■ Collected data entries
** BEGIN **

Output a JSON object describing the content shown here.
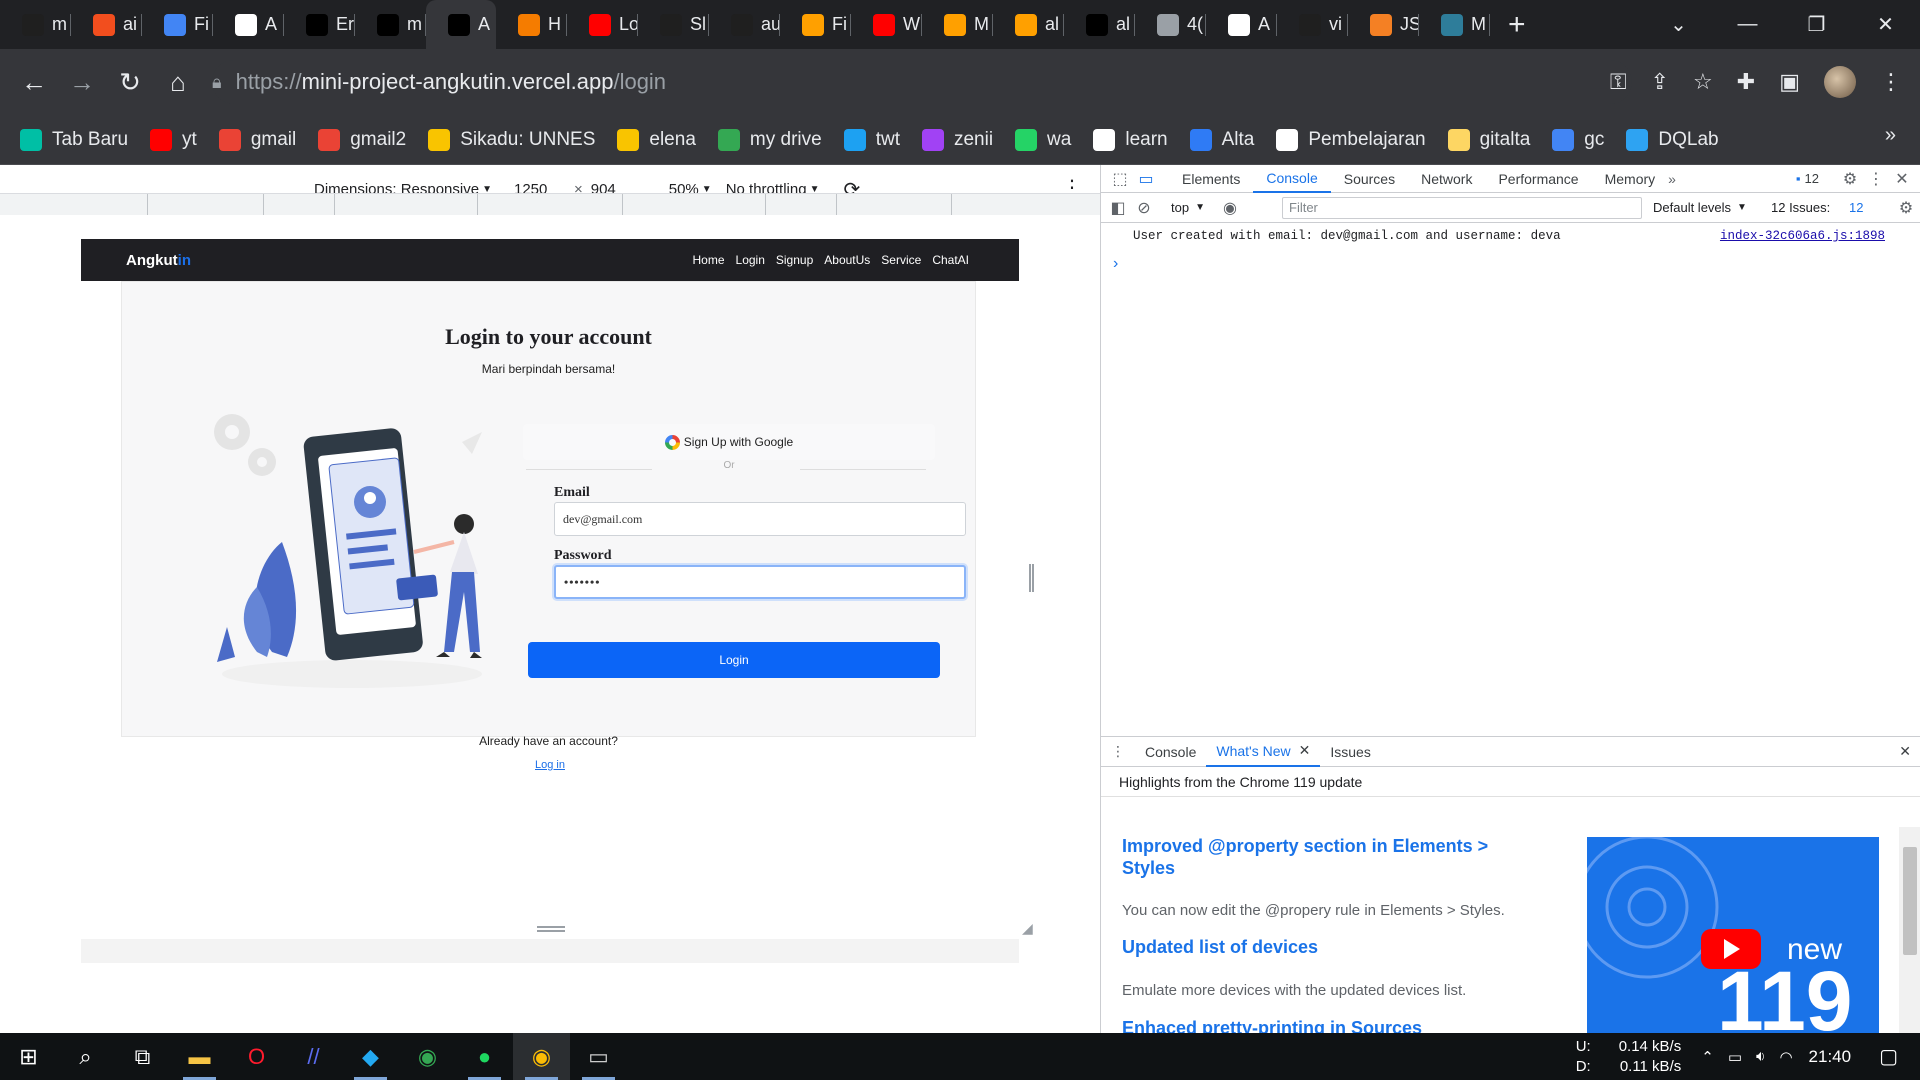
{
  "browser": {
    "tabs": [
      {
        "label": "m",
        "icon": "github-icon",
        "color": "#1f1f1f"
      },
      {
        "label": "ai",
        "icon": "figma-icon",
        "color": "#f24e1e"
      },
      {
        "label": "Fi",
        "icon": "docs-icon",
        "color": "#4285f4"
      },
      {
        "label": "A",
        "icon": "page-icon",
        "color": "#ffffff"
      },
      {
        "label": "Er",
        "icon": "vercel-icon",
        "color": "#000000"
      },
      {
        "label": "m",
        "icon": "vercel-icon",
        "color": "#000000"
      },
      {
        "label": "A",
        "icon": "vercel-icon",
        "color": "#000000",
        "active": true
      },
      {
        "label": "H",
        "icon": "ublock-icon",
        "color": "#f57c00"
      },
      {
        "label": "Lo",
        "icon": "youtube-icon",
        "color": "#ff0000"
      },
      {
        "label": "Sl",
        "icon": "github-icon",
        "color": "#1f1f1f"
      },
      {
        "label": "au",
        "icon": "github-icon",
        "color": "#1f1f1f"
      },
      {
        "label": "Fi",
        "icon": "firebase-icon",
        "color": "#ffa000"
      },
      {
        "label": "W",
        "icon": "youtube-icon",
        "color": "#ff0000"
      },
      {
        "label": "M",
        "icon": "firebase-icon",
        "color": "#ffa000"
      },
      {
        "label": "al",
        "icon": "firebase-icon",
        "color": "#ffa000"
      },
      {
        "label": "al",
        "icon": "vercel-icon",
        "color": "#000000"
      },
      {
        "label": "4(",
        "icon": "globe-icon",
        "color": "#9aa0a6"
      },
      {
        "label": "A",
        "icon": "page-icon",
        "color": "#ffffff"
      },
      {
        "label": "vi",
        "icon": "github-icon",
        "color": "#1f1f1f"
      },
      {
        "label": "JS",
        "icon": "stack-icon",
        "color": "#f48024"
      },
      {
        "label": "M",
        "icon": "mt-icon",
        "color": "#2e7d9a"
      }
    ],
    "url_scheme": "https://",
    "url_host": "mini-project-angkutin.vercel.app",
    "url_path": "/login",
    "bookmarks": [
      {
        "label": "Tab Baru",
        "icon": "m-icon",
        "color": "#00bfa5"
      },
      {
        "label": "yt",
        "icon": "youtube-icon",
        "color": "#ff0000"
      },
      {
        "label": "gmail",
        "icon": "gmail-icon",
        "color": "#ea4335"
      },
      {
        "label": "gmail2",
        "icon": "gmail-icon",
        "color": "#ea4335"
      },
      {
        "label": "Sikadu: UNNES",
        "icon": "unnes-icon",
        "color": "#f9c400"
      },
      {
        "label": "elena",
        "icon": "unnes-icon",
        "color": "#f9c400"
      },
      {
        "label": "my drive",
        "icon": "drive-icon",
        "color": "#34a853"
      },
      {
        "label": "twt",
        "icon": "twitter-icon",
        "color": "#1da1f2"
      },
      {
        "label": "zenii",
        "icon": "zenii-icon",
        "color": "#a142f4"
      },
      {
        "label": "wa",
        "icon": "whatsapp-icon",
        "color": "#25d366"
      },
      {
        "label": "learn",
        "icon": "learn-icon",
        "color": "#ffffff"
      },
      {
        "label": "Alta",
        "icon": "alta-icon",
        "color": "#2f7bf5"
      },
      {
        "label": "Pembelajaran",
        "icon": "notion-icon",
        "color": "#ffffff"
      },
      {
        "label": "gitalta",
        "icon": "folder-icon",
        "color": "#fdd663"
      },
      {
        "label": "gc",
        "icon": "calendar-icon",
        "color": "#4285f4"
      },
      {
        "label": "DQLab",
        "icon": "dqlab-icon",
        "color": "#2ea3f2"
      }
    ]
  },
  "device_toolbar": {
    "dimensions_label": "Dimensions: Responsive",
    "width": "1250",
    "times": "×",
    "height": "904",
    "zoom": "50%",
    "throttling": "No throttling"
  },
  "app": {
    "brand_main": "Angkut",
    "brand_accent": "in",
    "nav": [
      "Home",
      "Login",
      "Signup",
      "AboutUs",
      "Service",
      "ChatAI"
    ],
    "title": "Login to your account",
    "subtitle": "Mari berpindah bersama!",
    "google_label": "Sign Up with Google",
    "or_label": "Or",
    "email_label": "Email",
    "email_value": "dev@gmail.com",
    "password_label": "Password",
    "password_value": "•••••••",
    "login_button": "Login",
    "already_text": "Already have an account?",
    "login_link": "Log in",
    "accent_color": "#0b65f7"
  },
  "devtools": {
    "tabs": [
      "Elements",
      "Console",
      "Sources",
      "Network",
      "Performance",
      "Memory"
    ],
    "active_tab": "Console",
    "issues_count": "12",
    "context": "top",
    "filter_placeholder": "Filter",
    "levels": "Default levels",
    "issues_label": "12 Issues:",
    "issues_badge": "12",
    "console_message": "User created with email: dev@gmail.com and username: deva",
    "console_source": "index-32c606a6.js:1898",
    "drawer_tabs": [
      "Console",
      "What's New",
      "Issues"
    ],
    "drawer_active": "What's New",
    "highlights": "Highlights from the Chrome 119 update",
    "whats_new": [
      {
        "title": "Improved @property section in Elements > Styles",
        "desc": "You can now edit the @propery rule in Elements > Styles."
      },
      {
        "title": "Updated list of devices",
        "desc": "Emulate more devices with the updated devices list."
      },
      {
        "title": "Enhaced pretty-printing in Sources",
        "desc": ""
      }
    ],
    "promo_new": "new",
    "promo_version": "119"
  },
  "taskbar": {
    "upload_label": "U:",
    "download_label": "D:",
    "upload_speed": "0.14 kB/s",
    "download_speed": "0.11 kB/s",
    "time": "21:40"
  }
}
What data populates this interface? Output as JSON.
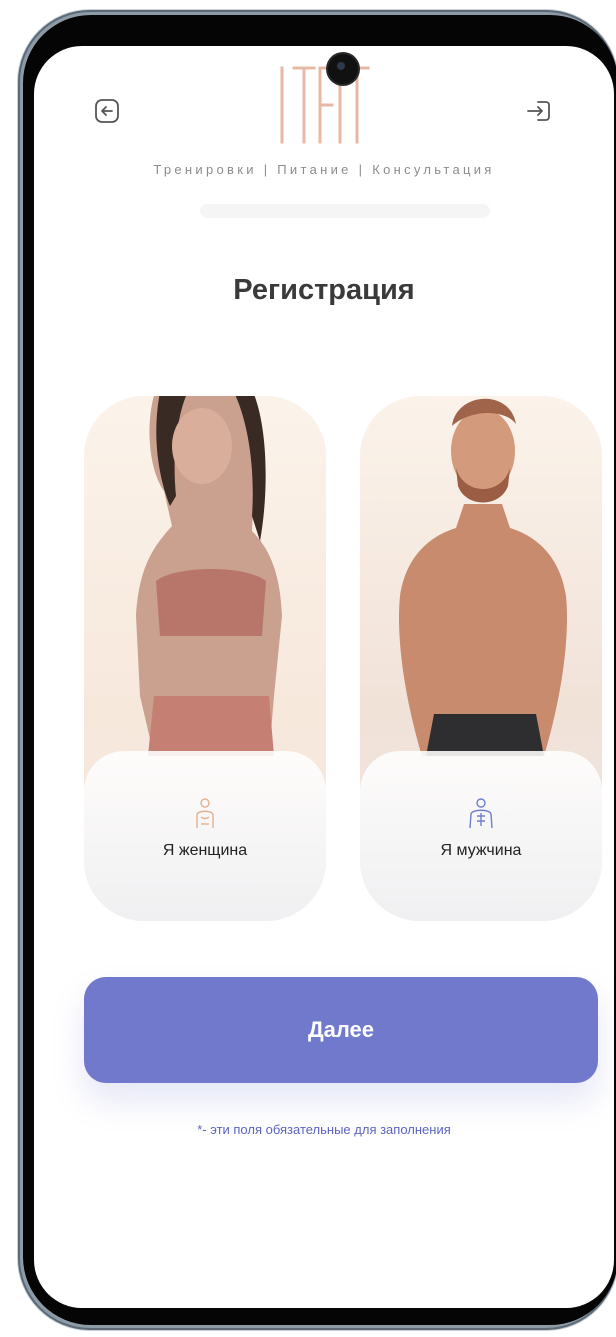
{
  "header": {
    "back_icon": "back-arrow-icon",
    "login_icon": "login-icon",
    "logo_text": "ITFIT",
    "tagline": "Тренировки | Питание | Консультация"
  },
  "title": "Регистрация",
  "gender_options": [
    {
      "label": "Я женщина",
      "icon": "female-figure-icon"
    },
    {
      "label": "Я мужчина",
      "icon": "male-figure-icon"
    }
  ],
  "next_button": "Далее",
  "required_note": "*- эти поля обязательные для заполнения",
  "colors": {
    "accent": "#7179cc",
    "logo": "#e9b8a5",
    "female_icon": "#e3b191",
    "male_icon": "#6f7ecf",
    "note": "#5a64c2"
  }
}
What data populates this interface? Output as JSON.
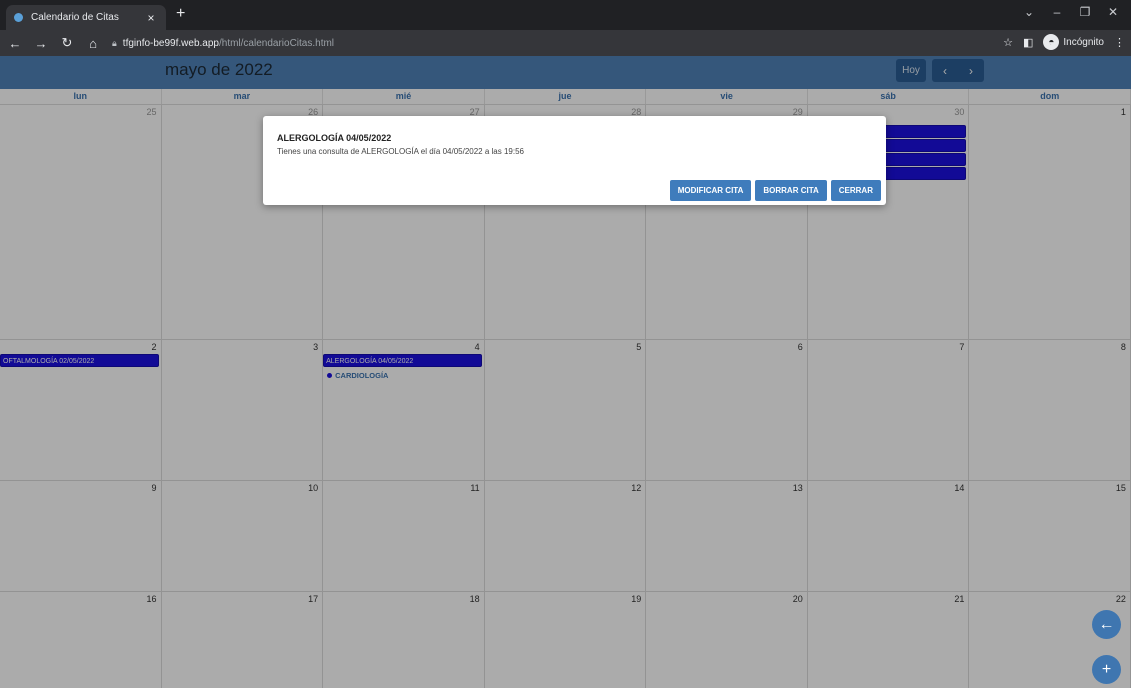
{
  "browser": {
    "tab_title": "Calendario de Citas",
    "tab_close": "×",
    "new_tab": "+",
    "url_host": "tfginfo-be99f.web.app",
    "url_path": "/html/calendarioCitas.html",
    "incognito_label": "Incógnito"
  },
  "calendar": {
    "title": "mayo de 2022",
    "today_label": "Hoy",
    "prev_label": "‹",
    "next_label": "›",
    "weekdays": [
      "lun",
      "mar",
      "mié",
      "jue",
      "vie",
      "sáb",
      "dom"
    ],
    "weeks": [
      {
        "days": [
          {
            "num": "25",
            "other": true,
            "events": []
          },
          {
            "num": "26",
            "other": true,
            "events": []
          },
          {
            "num": "27",
            "other": true,
            "events": []
          },
          {
            "num": "28",
            "other": true,
            "events": []
          },
          {
            "num": "29",
            "other": true,
            "events": []
          },
          {
            "num": "30",
            "other": true,
            "events": [
              "0/04/2022",
              "2022",
              "ULAR 30/04/2022",
              "O 30/04/2022"
            ]
          },
          {
            "num": "1",
            "other": false,
            "events": []
          }
        ]
      },
      {
        "days": [
          {
            "num": "2",
            "other": false,
            "events": [
              "OFTALMOLOGÍA 02/05/2022"
            ]
          },
          {
            "num": "3",
            "other": false,
            "events": []
          },
          {
            "num": "4",
            "other": false,
            "events": [
              "ALERGOLOGÍA 04/05/2022"
            ],
            "dot_event": "CARDIOLOGÍA"
          },
          {
            "num": "5",
            "other": false,
            "events": []
          },
          {
            "num": "6",
            "other": false,
            "events": []
          },
          {
            "num": "7",
            "other": false,
            "events": []
          },
          {
            "num": "8",
            "other": false,
            "events": []
          }
        ]
      },
      {
        "days": [
          {
            "num": "9"
          },
          {
            "num": "10"
          },
          {
            "num": "11"
          },
          {
            "num": "12"
          },
          {
            "num": "13"
          },
          {
            "num": "14"
          },
          {
            "num": "15"
          }
        ]
      },
      {
        "days": [
          {
            "num": "16"
          },
          {
            "num": "17"
          },
          {
            "num": "18"
          },
          {
            "num": "19"
          },
          {
            "num": "20"
          },
          {
            "num": "21"
          },
          {
            "num": "22"
          }
        ]
      }
    ]
  },
  "modal": {
    "title": "ALERGOLOGÍA 04/05/2022",
    "body": "Tienes una consulta de ALERGOLOGÍA el día 04/05/2022 a las 19:56",
    "buttons": {
      "modify": "MODIFICAR CITA",
      "delete": "BORRAR CITA",
      "close": "CERRAR"
    }
  },
  "fabs": {
    "back_icon": "arrow-left-icon",
    "add_icon": "plus-icon"
  },
  "colors": {
    "header": "#4f82b8",
    "event": "#1c10e0",
    "button": "#3f7cbc"
  }
}
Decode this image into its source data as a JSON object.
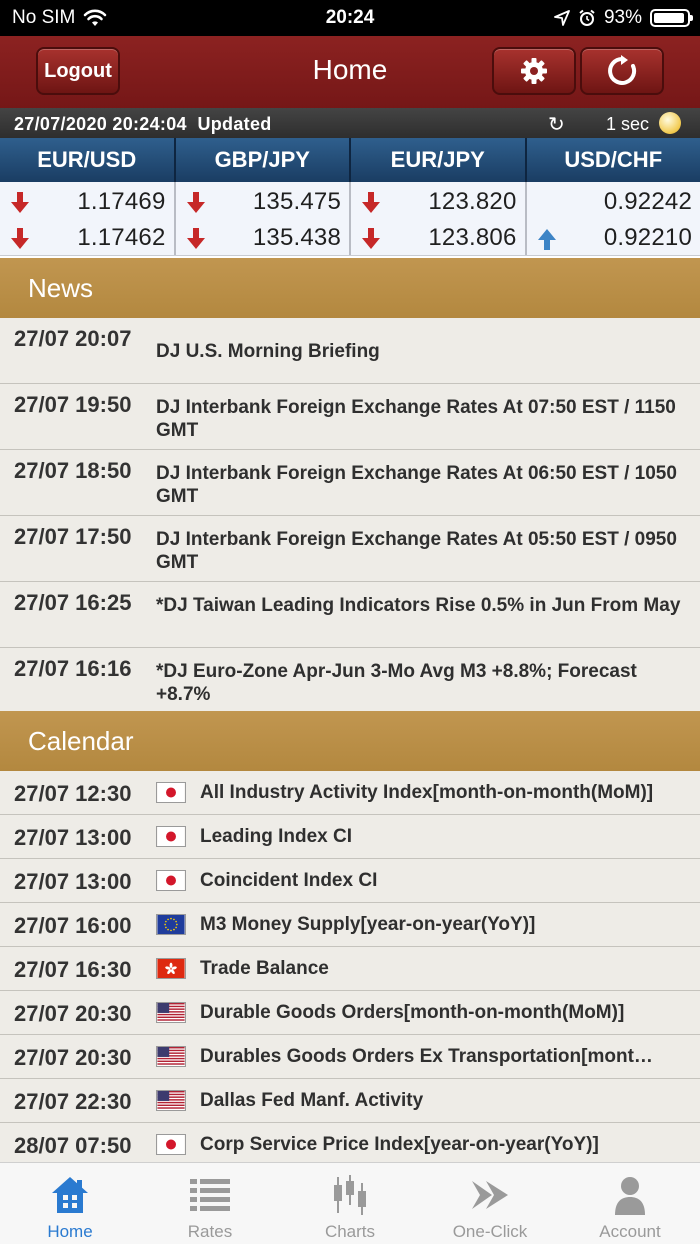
{
  "status_bar": {
    "carrier": "No SIM",
    "time": "20:24",
    "battery": "93%",
    "battery_level": 0.93
  },
  "header": {
    "title": "Home",
    "logout_label": "Logout",
    "settings_icon": "gear-icon",
    "refresh_icon": "refresh-icon"
  },
  "update_bar": {
    "timestamp": "27/07/2020 20:24:04",
    "status": "Updated",
    "interval": "1 sec"
  },
  "rates": [
    {
      "pair": "EUR/USD",
      "bid": "1.17469",
      "bid_dir": "down",
      "ask": "1.17462",
      "ask_dir": "down"
    },
    {
      "pair": "GBP/JPY",
      "bid": "135.475",
      "bid_dir": "down",
      "ask": "135.438",
      "ask_dir": "down"
    },
    {
      "pair": "EUR/JPY",
      "bid": "123.820",
      "bid_dir": "down",
      "ask": "123.806",
      "ask_dir": "down"
    },
    {
      "pair": "USD/CHF",
      "bid": "0.92242",
      "bid_dir": "none",
      "ask": "0.92210",
      "ask_dir": "up"
    }
  ],
  "news": {
    "title": "News",
    "items": [
      {
        "time": "27/07 20:07",
        "headline": "DJ U.S. Morning Briefing"
      },
      {
        "time": "27/07 19:50",
        "headline": "DJ Interbank Foreign Exchange Rates At 07:50 EST / 1150 GMT"
      },
      {
        "time": "27/07 18:50",
        "headline": "DJ Interbank Foreign Exchange Rates At 06:50 EST / 1050 GMT"
      },
      {
        "time": "27/07 17:50",
        "headline": "DJ Interbank Foreign Exchange Rates At 05:50 EST / 0950 GMT"
      },
      {
        "time": "27/07 16:25",
        "headline": "*DJ Taiwan Leading Indicators Rise 0.5% in Jun From May"
      },
      {
        "time": "27/07 16:16",
        "headline": "*DJ Euro-Zone Apr-Jun 3-Mo Avg M3 +8.8%; Forecast +8.7%"
      }
    ]
  },
  "calendar": {
    "title": "Calendar",
    "items": [
      {
        "time": "27/07 12:30",
        "flag": "japan-flag-icon",
        "event": "All Industry Activity Index[month-on-month(MoM)]"
      },
      {
        "time": "27/07 13:00",
        "flag": "japan-flag-icon",
        "event": "Leading Index CI"
      },
      {
        "time": "27/07 13:00",
        "flag": "japan-flag-icon",
        "event": "Coincident Index CI"
      },
      {
        "time": "27/07 16:00",
        "flag": "eu-flag-icon",
        "event": "M3 Money Supply[year-on-year(YoY)]"
      },
      {
        "time": "27/07 16:30",
        "flag": "hong-kong-flag-icon",
        "event": "Trade Balance"
      },
      {
        "time": "27/07 20:30",
        "flag": "us-flag-icon",
        "event": "Durable Goods Orders[month-on-month(MoM)]"
      },
      {
        "time": "27/07 20:30",
        "flag": "us-flag-icon",
        "event": "Durables Goods Orders Ex Transportation[mont…"
      },
      {
        "time": "27/07 22:30",
        "flag": "us-flag-icon",
        "event": "Dallas Fed Manf. Activity"
      },
      {
        "time": "28/07 07:50",
        "flag": "japan-flag-icon",
        "event": "Corp Service Price Index[year-on-year(YoY)]"
      }
    ]
  },
  "tabs": [
    {
      "label": "Home",
      "icon": "home-icon",
      "active": true
    },
    {
      "label": "Rates",
      "icon": "list-icon",
      "active": false
    },
    {
      "label": "Charts",
      "icon": "candlestick-icon",
      "active": false
    },
    {
      "label": "One-Click",
      "icon": "fast-forward-icon",
      "active": false
    },
    {
      "label": "Account",
      "icon": "person-icon",
      "active": false
    }
  ],
  "colors": {
    "header_red": "#8c2221",
    "section_gold": "#c19650",
    "rates_blue": "#2f5f8d",
    "down_red": "#c62828",
    "up_blue": "#3d84c6",
    "active_tab": "#2a7ad0"
  }
}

** END **

Filter the listing above by the word "Activity"; copy each line that passes.

        "event": "All Industry Activity Index[month-on-month(MoM)]"
        "event": "Dallas Fed Manf. Activity"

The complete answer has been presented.